:: Extracted data

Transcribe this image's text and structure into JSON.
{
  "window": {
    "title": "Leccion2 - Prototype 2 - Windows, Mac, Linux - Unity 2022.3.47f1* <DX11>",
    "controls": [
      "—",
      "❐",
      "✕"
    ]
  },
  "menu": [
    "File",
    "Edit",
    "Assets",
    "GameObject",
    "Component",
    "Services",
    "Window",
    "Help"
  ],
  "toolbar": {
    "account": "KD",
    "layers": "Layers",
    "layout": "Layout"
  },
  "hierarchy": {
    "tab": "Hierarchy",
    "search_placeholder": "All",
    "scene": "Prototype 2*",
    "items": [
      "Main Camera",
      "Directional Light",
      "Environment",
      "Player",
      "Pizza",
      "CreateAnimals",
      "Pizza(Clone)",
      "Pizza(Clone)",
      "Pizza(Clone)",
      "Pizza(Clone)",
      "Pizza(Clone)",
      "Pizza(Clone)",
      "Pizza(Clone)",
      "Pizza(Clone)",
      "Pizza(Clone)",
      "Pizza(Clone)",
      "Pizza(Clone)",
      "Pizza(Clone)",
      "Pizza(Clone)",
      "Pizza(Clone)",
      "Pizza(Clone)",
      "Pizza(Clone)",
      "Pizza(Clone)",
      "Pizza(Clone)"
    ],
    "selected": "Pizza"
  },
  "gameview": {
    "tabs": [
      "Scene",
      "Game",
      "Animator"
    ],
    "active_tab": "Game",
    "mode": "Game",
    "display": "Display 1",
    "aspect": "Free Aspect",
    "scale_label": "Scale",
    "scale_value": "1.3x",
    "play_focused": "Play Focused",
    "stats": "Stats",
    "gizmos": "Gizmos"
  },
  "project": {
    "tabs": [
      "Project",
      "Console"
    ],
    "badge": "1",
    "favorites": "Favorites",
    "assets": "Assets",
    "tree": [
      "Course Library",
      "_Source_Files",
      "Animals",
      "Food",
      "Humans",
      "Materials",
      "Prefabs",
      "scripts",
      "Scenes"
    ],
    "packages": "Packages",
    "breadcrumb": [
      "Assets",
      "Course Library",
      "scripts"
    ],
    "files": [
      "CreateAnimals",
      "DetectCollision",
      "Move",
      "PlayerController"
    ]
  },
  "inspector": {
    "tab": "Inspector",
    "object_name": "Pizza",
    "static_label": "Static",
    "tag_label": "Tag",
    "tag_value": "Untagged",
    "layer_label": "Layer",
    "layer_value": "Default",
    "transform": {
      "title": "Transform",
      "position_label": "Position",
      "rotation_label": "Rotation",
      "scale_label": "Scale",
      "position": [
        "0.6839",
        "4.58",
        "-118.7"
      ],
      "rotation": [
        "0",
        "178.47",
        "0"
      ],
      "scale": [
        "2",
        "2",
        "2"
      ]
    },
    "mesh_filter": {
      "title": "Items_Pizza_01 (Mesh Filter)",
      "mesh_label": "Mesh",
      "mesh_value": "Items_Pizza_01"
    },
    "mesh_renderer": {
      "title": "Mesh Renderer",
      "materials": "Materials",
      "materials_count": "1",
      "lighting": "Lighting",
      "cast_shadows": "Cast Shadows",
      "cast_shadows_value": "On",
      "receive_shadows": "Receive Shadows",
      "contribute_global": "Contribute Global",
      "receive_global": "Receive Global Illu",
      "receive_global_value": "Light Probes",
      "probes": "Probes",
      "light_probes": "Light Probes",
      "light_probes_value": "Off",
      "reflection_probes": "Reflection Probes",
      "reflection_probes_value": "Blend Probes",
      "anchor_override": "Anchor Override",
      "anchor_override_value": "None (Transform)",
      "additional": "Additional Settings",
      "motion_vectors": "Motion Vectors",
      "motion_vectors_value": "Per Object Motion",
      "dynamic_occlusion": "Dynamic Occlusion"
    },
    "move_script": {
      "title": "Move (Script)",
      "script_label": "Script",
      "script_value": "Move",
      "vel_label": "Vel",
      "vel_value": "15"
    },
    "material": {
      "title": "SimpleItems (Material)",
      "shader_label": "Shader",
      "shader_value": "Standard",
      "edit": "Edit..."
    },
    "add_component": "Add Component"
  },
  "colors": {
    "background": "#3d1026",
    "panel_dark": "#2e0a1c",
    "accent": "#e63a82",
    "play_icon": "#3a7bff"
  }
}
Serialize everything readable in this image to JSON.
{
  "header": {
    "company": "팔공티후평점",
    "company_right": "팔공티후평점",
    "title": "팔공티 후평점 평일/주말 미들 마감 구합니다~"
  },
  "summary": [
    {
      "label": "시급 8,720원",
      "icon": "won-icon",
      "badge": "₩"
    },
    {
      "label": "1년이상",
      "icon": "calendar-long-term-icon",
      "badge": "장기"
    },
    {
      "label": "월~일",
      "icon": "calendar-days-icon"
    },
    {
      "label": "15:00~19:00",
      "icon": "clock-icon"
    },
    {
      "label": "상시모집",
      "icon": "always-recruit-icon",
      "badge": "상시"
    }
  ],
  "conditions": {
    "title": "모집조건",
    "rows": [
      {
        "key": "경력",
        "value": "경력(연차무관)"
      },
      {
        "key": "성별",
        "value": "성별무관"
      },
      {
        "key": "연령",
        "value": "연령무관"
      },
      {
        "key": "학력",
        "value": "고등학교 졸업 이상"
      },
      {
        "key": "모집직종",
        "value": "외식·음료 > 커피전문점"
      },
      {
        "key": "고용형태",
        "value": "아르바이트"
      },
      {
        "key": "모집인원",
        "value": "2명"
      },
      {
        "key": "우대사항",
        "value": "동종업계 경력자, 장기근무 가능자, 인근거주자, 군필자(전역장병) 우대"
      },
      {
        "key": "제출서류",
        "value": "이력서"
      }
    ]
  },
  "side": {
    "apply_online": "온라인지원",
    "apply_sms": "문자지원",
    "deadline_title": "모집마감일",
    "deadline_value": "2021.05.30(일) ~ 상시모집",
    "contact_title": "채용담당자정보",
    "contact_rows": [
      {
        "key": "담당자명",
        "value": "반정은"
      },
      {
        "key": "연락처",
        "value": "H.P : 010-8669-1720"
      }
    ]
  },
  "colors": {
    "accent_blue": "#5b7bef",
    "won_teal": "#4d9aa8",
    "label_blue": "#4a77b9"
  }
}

::::

**Given problem**
Give the number of lines in the data that contain "image", with no other words.

**The completed task**
2